## begin

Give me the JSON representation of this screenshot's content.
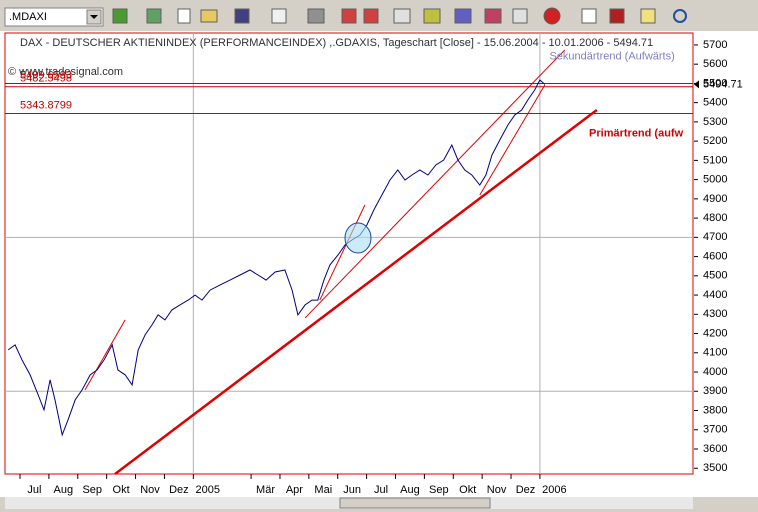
{
  "toolbar": {
    "symbol": ".MDAXI"
  },
  "chart_data": {
    "type": "line",
    "title": "DAX - DEUTSCHER AKTIENINDEX (PERFORMANCEINDEX) ,.GDAXIS, Tageschart [Close] - 15.06.2004 - 10.01.2006 - 5494.71",
    "watermark": "© www.tradesignal.com",
    "xlim": [
      0.48,
      24.3
    ],
    "ylim": [
      3470,
      5762
    ],
    "yticks": [
      3500,
      3600,
      3700,
      3800,
      3900,
      4000,
      4100,
      4200,
      4300,
      4400,
      4500,
      4600,
      4700,
      4800,
      4900,
      5000,
      5100,
      5200,
      5300,
      5400,
      5500,
      5600,
      5700
    ],
    "xticks": [
      {
        "value": 1,
        "label": "Jul"
      },
      {
        "value": 2,
        "label": "Aug"
      },
      {
        "value": 3,
        "label": "Sep"
      },
      {
        "value": 4,
        "label": "Okt"
      },
      {
        "value": 5,
        "label": "Nov"
      },
      {
        "value": 6,
        "label": "Dez"
      },
      {
        "value": 7,
        "label": "2005"
      },
      {
        "value": 9,
        "label": "Mär"
      },
      {
        "value": 10,
        "label": "Apr"
      },
      {
        "value": 11,
        "label": "Mai"
      },
      {
        "value": 12,
        "label": "Jun"
      },
      {
        "value": 13,
        "label": "Jul"
      },
      {
        "value": 14,
        "label": "Aug"
      },
      {
        "value": 15,
        "label": "Sep"
      },
      {
        "value": 16,
        "label": "Okt"
      },
      {
        "value": 17,
        "label": "Nov"
      },
      {
        "value": 18,
        "label": "Dez"
      },
      {
        "value": 19,
        "label": "2006"
      }
    ],
    "ygrid": [
      3900,
      4700
    ],
    "xgrid": [
      7,
      19
    ],
    "series": [
      {
        "color": "#000080",
        "x": [
          0.59,
          0.83,
          1.07,
          1.35,
          1.63,
          1.83,
          2.04,
          2.21,
          2.46,
          2.66,
          2.91,
          3.15,
          3.43,
          3.67,
          3.91,
          4.19,
          4.39,
          4.64,
          4.88,
          5.09,
          5.33,
          5.57,
          5.78,
          6.02,
          6.26,
          6.54,
          6.82,
          7.06,
          7.3,
          7.58,
          7.92,
          8.27,
          8.62,
          8.96,
          9.24,
          9.52,
          9.83,
          10.17,
          10.42,
          10.62,
          10.87,
          11.11,
          11.31,
          11.52,
          11.73,
          12.01,
          12.25,
          12.49,
          12.77,
          13.01,
          13.25,
          13.53,
          13.81,
          14.08,
          14.33,
          14.57,
          14.84,
          15.12,
          15.4,
          15.67,
          15.95,
          16.16,
          16.4,
          16.64,
          16.92,
          17.13,
          17.34,
          17.61,
          17.89,
          18.13,
          18.37,
          18.58,
          18.82,
          19.0,
          19.17
        ],
        "values": [
          4115,
          4141,
          4063,
          3985,
          3881,
          3803,
          3959,
          3855,
          3673,
          3751,
          3855,
          3907,
          3985,
          4011,
          4063,
          4141,
          4011,
          3985,
          3933,
          4115,
          4193,
          4245,
          4297,
          4271,
          4323,
          4349,
          4374,
          4400,
          4374,
          4426,
          4452,
          4478,
          4504,
          4530,
          4504,
          4478,
          4520,
          4530,
          4426,
          4297,
          4349,
          4374,
          4374,
          4478,
          4556,
          4608,
          4660,
          4686,
          4712,
          4764,
          4842,
          4920,
          4998,
          5050,
          4998,
          5024,
          5050,
          5024,
          5076,
          5102,
          5180,
          5102,
          5050,
          5024,
          4972,
          5024,
          5128,
          5206,
          5284,
          5336,
          5362,
          5414,
          5466,
          5518,
          5495
        ]
      }
    ],
    "last_value": {
      "value": 5494.71,
      "label": "5494.71"
    },
    "hlines": [
      {
        "value": 5499.6593,
        "label": "5499.6593"
      },
      {
        "value": 5482.5498,
        "label": "5482.5498"
      },
      {
        "value": 5343.8799,
        "label": "5343.8799"
      }
    ],
    "trendlines": [
      {
        "x": [
          4.29,
          20.97
        ],
        "y": [
          3470,
          5362
        ],
        "color": "#e00000",
        "width": 2.5
      },
      {
        "x": [
          10.87,
          19.86
        ],
        "y": [
          4281,
          5674
        ],
        "color": "#e00000",
        "width": 1
      },
      {
        "x": [
          3.25,
          4.64
        ],
        "y": [
          3907,
          4271
        ],
        "color": "#e00000",
        "width": 1
      },
      {
        "x": [
          11.38,
          12.94
        ],
        "y": [
          4374,
          4868
        ],
        "color": "#e00000",
        "width": 1
      },
      {
        "x": [
          16.92,
          19.17
        ],
        "y": [
          4920,
          5492
        ],
        "color": "#e00000",
        "width": 1
      }
    ],
    "annotations": [
      {
        "text": "Sekundärtrend (Aufwärts)",
        "x": 19.33,
        "y": 5640,
        "color": "#8080c0",
        "bold": false
      },
      {
        "text": "Primärtrend (aufw",
        "x": 20.7,
        "y": 5240,
        "color": "#d00000",
        "bold": true
      }
    ]
  }
}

## end

→ INSTRUCTIONS FOR THE TASK: From the entries above, extract each line containing "text".

→ SOLUTION FOR THIS PROBLEM:
        "text": "Sekundärtrend (Aufwärts)",
        "text": "Primärtrend (aufw",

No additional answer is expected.